Excerpted text:

╭──

Scientific classification
- Kingdom: Animalia
- Phylum: Chordata
- Class: Chondrichthyes
- Subclass: Elasmobranchii
- Division: Selachii
- Order: Squaliformes
- Family: Etmopteridae
- Genus: Centroscyllium
- Species: C. kamoharai
- Binomial name: Centroscyllium kamoharai T. Abe, 1966

= Bareskin dogfish =

- Genus: Centroscyllium
- Species: kamoharai
- Authority: T. Abe, 1966
- Conservation status: LC

Species of shark

The bareskin dogfish (Centroscyllium kamoharai) is a little-known, deepwater dogfish shark of the family Etmopteridae. This species is found in the western Pacific from southern Japan to western and southeastern Australia as well as in New Zealand waters.

╰──

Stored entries
╭──

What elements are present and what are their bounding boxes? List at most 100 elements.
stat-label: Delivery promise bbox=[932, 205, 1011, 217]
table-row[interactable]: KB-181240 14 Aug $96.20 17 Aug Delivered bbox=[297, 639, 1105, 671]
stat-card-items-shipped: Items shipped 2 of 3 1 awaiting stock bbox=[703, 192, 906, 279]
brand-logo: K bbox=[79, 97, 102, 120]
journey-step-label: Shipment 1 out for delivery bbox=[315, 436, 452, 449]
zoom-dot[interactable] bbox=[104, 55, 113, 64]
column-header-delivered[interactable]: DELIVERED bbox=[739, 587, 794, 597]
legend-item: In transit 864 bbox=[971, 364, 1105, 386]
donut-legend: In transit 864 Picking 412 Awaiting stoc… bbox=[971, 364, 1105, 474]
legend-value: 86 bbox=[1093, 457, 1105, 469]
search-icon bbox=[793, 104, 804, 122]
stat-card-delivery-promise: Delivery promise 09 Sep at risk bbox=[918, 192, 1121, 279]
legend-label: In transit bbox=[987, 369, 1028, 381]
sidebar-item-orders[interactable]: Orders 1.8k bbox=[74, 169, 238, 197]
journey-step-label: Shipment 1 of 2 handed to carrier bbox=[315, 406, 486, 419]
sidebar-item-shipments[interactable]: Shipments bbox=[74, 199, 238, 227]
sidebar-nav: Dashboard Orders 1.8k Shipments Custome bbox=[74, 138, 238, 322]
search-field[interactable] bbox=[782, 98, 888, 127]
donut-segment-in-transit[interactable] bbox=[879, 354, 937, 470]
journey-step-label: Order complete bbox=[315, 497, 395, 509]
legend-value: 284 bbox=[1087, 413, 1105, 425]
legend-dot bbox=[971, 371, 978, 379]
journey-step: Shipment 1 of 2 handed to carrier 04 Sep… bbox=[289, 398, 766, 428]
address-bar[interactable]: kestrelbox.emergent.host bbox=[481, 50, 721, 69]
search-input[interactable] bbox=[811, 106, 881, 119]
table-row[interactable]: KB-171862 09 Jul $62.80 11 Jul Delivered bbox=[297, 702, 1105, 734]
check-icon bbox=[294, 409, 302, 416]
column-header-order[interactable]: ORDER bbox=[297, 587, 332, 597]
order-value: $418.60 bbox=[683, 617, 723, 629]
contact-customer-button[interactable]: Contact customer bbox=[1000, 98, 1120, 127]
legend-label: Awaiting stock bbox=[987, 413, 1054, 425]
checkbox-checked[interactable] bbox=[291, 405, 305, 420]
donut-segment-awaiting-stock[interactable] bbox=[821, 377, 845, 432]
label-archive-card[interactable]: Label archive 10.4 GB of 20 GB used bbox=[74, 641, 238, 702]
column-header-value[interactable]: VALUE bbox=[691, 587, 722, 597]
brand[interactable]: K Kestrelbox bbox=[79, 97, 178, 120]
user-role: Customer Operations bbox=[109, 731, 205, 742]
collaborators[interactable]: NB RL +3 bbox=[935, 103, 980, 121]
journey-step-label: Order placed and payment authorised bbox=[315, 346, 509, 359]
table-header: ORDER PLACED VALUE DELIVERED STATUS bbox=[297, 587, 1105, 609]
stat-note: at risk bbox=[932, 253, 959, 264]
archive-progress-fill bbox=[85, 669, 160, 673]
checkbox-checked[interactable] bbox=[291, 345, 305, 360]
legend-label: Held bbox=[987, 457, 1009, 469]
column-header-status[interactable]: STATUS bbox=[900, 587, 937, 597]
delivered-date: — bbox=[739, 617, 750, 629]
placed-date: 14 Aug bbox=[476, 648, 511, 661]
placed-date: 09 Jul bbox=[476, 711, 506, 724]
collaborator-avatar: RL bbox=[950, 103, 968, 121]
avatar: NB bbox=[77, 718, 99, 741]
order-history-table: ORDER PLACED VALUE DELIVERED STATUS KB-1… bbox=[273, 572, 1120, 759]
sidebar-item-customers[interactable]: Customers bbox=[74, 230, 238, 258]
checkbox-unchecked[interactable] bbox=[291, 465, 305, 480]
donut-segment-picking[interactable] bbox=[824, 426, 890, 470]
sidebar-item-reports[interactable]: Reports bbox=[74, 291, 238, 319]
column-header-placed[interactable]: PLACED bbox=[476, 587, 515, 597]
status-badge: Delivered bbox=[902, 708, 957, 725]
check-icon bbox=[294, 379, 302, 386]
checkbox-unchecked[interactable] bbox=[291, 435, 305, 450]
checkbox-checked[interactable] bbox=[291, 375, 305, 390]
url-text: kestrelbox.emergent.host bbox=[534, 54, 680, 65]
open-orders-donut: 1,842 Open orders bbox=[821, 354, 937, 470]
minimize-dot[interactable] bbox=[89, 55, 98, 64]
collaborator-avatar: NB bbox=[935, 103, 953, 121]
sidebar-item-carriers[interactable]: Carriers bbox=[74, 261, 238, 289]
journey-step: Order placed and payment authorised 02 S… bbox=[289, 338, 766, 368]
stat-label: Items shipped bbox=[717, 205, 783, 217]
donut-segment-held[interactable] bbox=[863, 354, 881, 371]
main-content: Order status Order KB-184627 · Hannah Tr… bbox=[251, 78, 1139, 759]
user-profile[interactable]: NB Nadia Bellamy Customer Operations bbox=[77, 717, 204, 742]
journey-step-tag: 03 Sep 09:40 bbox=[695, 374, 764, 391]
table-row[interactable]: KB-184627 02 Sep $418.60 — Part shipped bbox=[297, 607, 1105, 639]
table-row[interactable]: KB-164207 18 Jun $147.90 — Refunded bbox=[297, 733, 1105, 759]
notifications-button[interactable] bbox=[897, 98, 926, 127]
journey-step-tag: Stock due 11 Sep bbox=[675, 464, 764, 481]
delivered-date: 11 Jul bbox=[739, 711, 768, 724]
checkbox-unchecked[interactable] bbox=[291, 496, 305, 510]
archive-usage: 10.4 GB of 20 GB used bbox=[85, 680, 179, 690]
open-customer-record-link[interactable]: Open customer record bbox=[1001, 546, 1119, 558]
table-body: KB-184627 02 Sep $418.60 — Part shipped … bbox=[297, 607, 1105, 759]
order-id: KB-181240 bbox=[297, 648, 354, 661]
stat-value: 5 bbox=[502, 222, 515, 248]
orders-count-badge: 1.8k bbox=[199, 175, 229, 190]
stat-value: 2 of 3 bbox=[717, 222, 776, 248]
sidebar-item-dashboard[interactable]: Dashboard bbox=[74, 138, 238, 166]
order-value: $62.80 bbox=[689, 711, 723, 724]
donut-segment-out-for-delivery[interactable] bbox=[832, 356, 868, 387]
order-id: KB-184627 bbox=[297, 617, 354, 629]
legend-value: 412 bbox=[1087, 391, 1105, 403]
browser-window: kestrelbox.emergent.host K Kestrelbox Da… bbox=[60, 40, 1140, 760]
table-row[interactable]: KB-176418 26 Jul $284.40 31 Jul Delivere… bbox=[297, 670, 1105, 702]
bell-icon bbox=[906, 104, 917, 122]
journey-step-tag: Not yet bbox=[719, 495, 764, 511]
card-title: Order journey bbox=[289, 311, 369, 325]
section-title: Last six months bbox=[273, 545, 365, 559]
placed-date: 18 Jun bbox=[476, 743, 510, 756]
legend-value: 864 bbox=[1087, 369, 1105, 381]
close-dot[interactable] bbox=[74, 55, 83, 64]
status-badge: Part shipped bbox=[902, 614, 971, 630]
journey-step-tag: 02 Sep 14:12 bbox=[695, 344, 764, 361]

╰──

Tasks to carry out:
(A) In the bareskin dogfish passage, reproduce word for word the part that opens with the words containing "Species of shark" and closes with "New Zealand waters.".
(B) According to the bareskin dogfish passage, what family does this shark belong to?
(C) Extend the bareskin dogfish passage, picking up after its final sentence.
Nothing in the data has any bearing on this work.

Answers provided:
(A)
Species of shark

The bareskin dogfish (Centroscyllium kamoharai) is a little-known, deepwater dogfish shark of the family Etmopteridae. This species is found in the western Pacific from southern Japan to western and southeastern Australia as well as in New Zealand waters.

(B) Etmopteridae

(C)
The bareskin dogfish has no anal fin. It has grooved dorsal spines with the second larger than the first, a smaller first dorsal fin, blunt nose, large eyes, large nostrils, widely spaced and sparse denticles, and is dark in color with white-tipped fins. It is stout and grows to a maximum of 40 cm. Like other species in the family Etmopteridae (lanternsharks), the bareskin dogfish has a bioluminescent organ on the ventral side; however, perhaps owing to the depth at which the species lives, it has relatively fewer photophores on its ventral skin than other bioluminescent sharks.

== Conservation status ==
The New Zealand Department of Conservation has classified the bareskin dogfish as "Data Deficient" under the New Zealand Threat Classification System.